Work task => Without changing anything, transcribe all of the entries.

Input data =>
■ ■ ■ ■ ■

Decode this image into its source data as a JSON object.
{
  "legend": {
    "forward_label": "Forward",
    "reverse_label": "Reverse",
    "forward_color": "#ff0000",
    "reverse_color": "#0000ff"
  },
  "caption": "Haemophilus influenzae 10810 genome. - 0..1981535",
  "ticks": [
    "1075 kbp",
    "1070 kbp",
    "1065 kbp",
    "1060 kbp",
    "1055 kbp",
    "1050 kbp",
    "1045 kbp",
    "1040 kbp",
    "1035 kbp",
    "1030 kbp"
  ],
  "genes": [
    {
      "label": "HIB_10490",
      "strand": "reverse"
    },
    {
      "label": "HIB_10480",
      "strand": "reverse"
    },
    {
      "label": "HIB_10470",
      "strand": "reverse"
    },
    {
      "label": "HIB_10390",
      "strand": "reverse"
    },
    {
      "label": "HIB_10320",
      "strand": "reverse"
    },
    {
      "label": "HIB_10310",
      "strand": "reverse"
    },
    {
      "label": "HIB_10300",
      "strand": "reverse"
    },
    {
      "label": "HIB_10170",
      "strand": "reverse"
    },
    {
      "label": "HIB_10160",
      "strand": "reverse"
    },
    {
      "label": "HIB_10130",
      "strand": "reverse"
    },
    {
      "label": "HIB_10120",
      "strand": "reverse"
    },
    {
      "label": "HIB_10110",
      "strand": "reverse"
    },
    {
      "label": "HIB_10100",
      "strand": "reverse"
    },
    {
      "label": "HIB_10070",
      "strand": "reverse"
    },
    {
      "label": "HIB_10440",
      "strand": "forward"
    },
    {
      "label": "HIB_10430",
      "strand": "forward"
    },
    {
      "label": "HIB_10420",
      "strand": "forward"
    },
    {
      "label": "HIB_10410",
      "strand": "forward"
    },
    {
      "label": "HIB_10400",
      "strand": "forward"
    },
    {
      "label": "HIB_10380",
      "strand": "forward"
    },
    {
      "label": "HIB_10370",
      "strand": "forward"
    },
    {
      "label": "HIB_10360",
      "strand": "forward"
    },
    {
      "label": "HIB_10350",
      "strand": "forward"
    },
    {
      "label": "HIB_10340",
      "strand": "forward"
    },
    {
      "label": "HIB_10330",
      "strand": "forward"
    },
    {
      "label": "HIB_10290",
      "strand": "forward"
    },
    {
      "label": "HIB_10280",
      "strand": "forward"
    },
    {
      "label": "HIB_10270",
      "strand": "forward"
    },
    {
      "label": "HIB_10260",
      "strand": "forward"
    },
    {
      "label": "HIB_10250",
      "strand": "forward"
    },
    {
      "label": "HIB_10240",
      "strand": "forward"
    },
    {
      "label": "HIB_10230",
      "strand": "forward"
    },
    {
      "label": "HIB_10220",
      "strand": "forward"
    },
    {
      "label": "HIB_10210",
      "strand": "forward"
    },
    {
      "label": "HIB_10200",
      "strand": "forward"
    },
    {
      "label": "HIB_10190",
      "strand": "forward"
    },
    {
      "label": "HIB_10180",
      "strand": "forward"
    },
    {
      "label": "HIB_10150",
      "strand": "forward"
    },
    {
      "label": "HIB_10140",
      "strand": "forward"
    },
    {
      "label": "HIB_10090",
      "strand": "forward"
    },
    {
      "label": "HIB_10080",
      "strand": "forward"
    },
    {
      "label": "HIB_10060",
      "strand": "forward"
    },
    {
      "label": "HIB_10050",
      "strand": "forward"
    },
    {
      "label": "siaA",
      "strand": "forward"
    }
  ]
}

■ ■ ■ ■ ■

Written response =>
Decode this image into its source data as a JSON object.
{
  "legend": {
    "forward_label": "Forward",
    "reverse_label": "Reverse",
    "forward_color": "#ff0000",
    "reverse_color": "#0000ff"
  },
  "caption": "Haemophilus influenzae 10810 genome. - 0..1981535",
  "ticks": [
    "1075 kbp",
    "1070 kbp",
    "1065 kbp",
    "1060 kbp",
    "1055 kbp",
    "1050 kbp",
    "1045 kbp",
    "1040 kbp",
    "1035 kbp",
    "1030 kbp"
  ],
  "genes": [
    {
      "label": "HIB_10490",
      "strand": "reverse"
    },
    {
      "label": "HIB_10480",
      "strand": "reverse"
    },
    {
      "label": "HIB_10470",
      "strand": "reverse"
    },
    {
      "label": "HIB_10390",
      "strand": "reverse"
    },
    {
      "label": "HIB_10320",
      "strand": "reverse"
    },
    {
      "label": "HIB_10310",
      "strand": "reverse"
    },
    {
      "label": "HIB_10300",
      "strand": "reverse"
    },
    {
      "label": "HIB_10170",
      "strand": "reverse"
    },
    {
      "label": "HIB_10160",
      "strand": "reverse"
    },
    {
      "label": "HIB_10130",
      "strand": "reverse"
    },
    {
      "label": "HIB_10120",
      "strand": "reverse"
    },
    {
      "label": "HIB_10110",
      "strand": "reverse"
    },
    {
      "label": "HIB_10100",
      "strand": "reverse"
    },
    {
      "label": "HIB_10070",
      "strand": "reverse"
    },
    {
      "label": "HIB_10440",
      "strand": "forward"
    },
    {
      "label": "HIB_10430",
      "strand": "forward"
    },
    {
      "label": "HIB_10420",
      "strand": "forward"
    },
    {
      "label": "HIB_10410",
      "strand": "forward"
    },
    {
      "label": "HIB_10400",
      "strand": "forward"
    },
    {
      "label": "HIB_10380",
      "strand": "forward"
    },
    {
      "label": "HIB_10370",
      "strand": "forward"
    },
    {
      "label": "HIB_10360",
      "strand": "forward"
    },
    {
      "label": "HIB_10350",
      "strand": "forward"
    },
    {
      "label": "HIB_10340",
      "strand": "forward"
    },
    {
      "label": "HIB_10330",
      "strand": "forward"
    },
    {
      "label": "HIB_10290",
      "strand": "forward"
    },
    {
      "label": "HIB_10280",
      "strand": "forward"
    },
    {
      "label": "HIB_10270",
      "strand": "forward"
    },
    {
      "label": "HIB_10260",
      "strand": "forward"
    },
    {
      "label": "HIB_10250",
      "strand": "forward"
    },
    {
      "label": "HIB_10240",
      "strand": "forward"
    },
    {
      "label": "HIB_10230",
      "strand": "forward"
    },
    {
      "label": "HIB_10220",
      "strand": "forward"
    },
    {
      "label": "HIB_10210",
      "strand": "forward"
    },
    {
      "label": "HIB_10200",
      "strand": "forward"
    },
    {
      "label": "HIB_10190",
      "strand": "forward"
    },
    {
      "label": "HIB_10180",
      "strand": "forward"
    },
    {
      "label": "HIB_10150",
      "strand": "forward"
    },
    {
      "label": "HIB_10140",
      "strand": "forward"
    },
    {
      "label": "HIB_10090",
      "strand": "forward"
    },
    {
      "label": "HIB_10080",
      "strand": "forward"
    },
    {
      "label": "HIB_10060",
      "strand": "forward"
    },
    {
      "label": "HIB_10050",
      "strand": "forward"
    },
    {
      "label": "siaA",
      "strand": "forward"
    }
  ]
}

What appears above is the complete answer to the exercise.